··· Entries provided

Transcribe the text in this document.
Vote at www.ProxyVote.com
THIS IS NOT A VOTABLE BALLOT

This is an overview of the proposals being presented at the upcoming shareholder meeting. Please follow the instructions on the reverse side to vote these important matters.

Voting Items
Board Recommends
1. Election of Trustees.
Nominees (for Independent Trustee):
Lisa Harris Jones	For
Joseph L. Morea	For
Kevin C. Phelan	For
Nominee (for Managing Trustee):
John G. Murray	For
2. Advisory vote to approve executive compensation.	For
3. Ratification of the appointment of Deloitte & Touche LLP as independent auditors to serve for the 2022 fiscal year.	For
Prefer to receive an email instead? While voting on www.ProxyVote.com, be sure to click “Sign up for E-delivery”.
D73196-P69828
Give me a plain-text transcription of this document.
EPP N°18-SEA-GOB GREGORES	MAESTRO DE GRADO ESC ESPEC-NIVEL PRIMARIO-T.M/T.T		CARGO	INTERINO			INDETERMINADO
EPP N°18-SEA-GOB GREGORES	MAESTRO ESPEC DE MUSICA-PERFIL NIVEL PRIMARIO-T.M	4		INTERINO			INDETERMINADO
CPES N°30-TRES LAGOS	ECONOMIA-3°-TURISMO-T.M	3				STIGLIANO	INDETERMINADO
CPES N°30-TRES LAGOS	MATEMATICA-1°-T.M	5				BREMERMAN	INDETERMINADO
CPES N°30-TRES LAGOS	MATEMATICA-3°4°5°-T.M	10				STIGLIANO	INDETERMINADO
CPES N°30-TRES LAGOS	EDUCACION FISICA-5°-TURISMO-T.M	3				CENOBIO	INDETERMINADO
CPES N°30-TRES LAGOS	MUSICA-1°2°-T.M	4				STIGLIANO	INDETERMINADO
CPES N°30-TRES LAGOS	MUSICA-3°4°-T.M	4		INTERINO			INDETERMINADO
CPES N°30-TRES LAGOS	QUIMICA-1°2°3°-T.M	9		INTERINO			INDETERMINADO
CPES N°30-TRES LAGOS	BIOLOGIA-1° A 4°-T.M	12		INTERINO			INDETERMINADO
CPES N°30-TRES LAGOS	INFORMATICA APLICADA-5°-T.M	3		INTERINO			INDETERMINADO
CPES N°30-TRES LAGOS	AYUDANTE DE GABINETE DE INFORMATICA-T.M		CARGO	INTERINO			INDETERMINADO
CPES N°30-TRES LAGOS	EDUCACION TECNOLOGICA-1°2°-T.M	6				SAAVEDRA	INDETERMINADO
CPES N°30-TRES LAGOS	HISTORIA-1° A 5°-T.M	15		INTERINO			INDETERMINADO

······

Output an exact copy of the lines beginning at the one that holds "Give me a plain-text" and running through the final line of the records.

Result of this task:
Give me a plain-text transcription of this document.
EPP N°18-SEA-GOB GREGORES	MAESTRO DE GRADO ESC ESPEC-NIVEL PRIMARIO-T.M/T.T		CARGO	INTERINO			INDETERMINADO
EPP N°18-SEA-GOB GREGORES	MAESTRO ESPEC DE MUSICA-PERFIL NIVEL PRIMARIO-T.M	4		INTERINO			INDETERMINADO
CPES N°30-TRES LAGOS	ECONOMIA-3°-TURISMO-T.M	3				STIGLIANO	INDETERMINADO
CPES N°30-TRES LAGOS	MATEMATICA-1°-T.M	5				BREMERMAN	INDETERMINADO
CPES N°30-TRES LAGOS	MATEMATICA-3°4°5°-T.M	10				STIGLIANO	INDETERMINADO
CPES N°30-TRES LAGOS	EDUCACION FISICA-5°-TURISMO-T.M	3				CENOBIO	INDETERMINADO
CPES N°30-TRES LAGOS	MUSICA-1°2°-T.M	4				STIGLIANO	INDETERMINADO
CPES N°30-TRES LAGOS	MUSICA-3°4°-T.M	4		INTERINO			INDETERMINADO
CPES N°30-TRES LAGOS	QUIMICA-1°2°3°-T.M	9		INTERINO			INDETERMINADO
CPES N°30-TRES LAGOS	BIOLOGIA-1° A 4°-T.M	12		INTERINO			INDETERMINADO
CPES N°30-TRES LAGOS	INFORMATICA APLICADA-5°-T.M	3		INTERINO			INDETERMINADO
CPES N°30-TRES LAGOS	AYUDANTE DE GABINETE DE INFORMATICA-T.M		CARGO	INTERINO			INDETERMINADO
CPES N°30-TRES LAGOS	EDUCACION TECNOLOGICA-1°2°-T.M	6				SAAVEDRA	INDETERMINADO
CPES N°30-TRES LAGOS	HISTORIA-1° A 5°-T.M	15		INTERINO			INDETERMINADO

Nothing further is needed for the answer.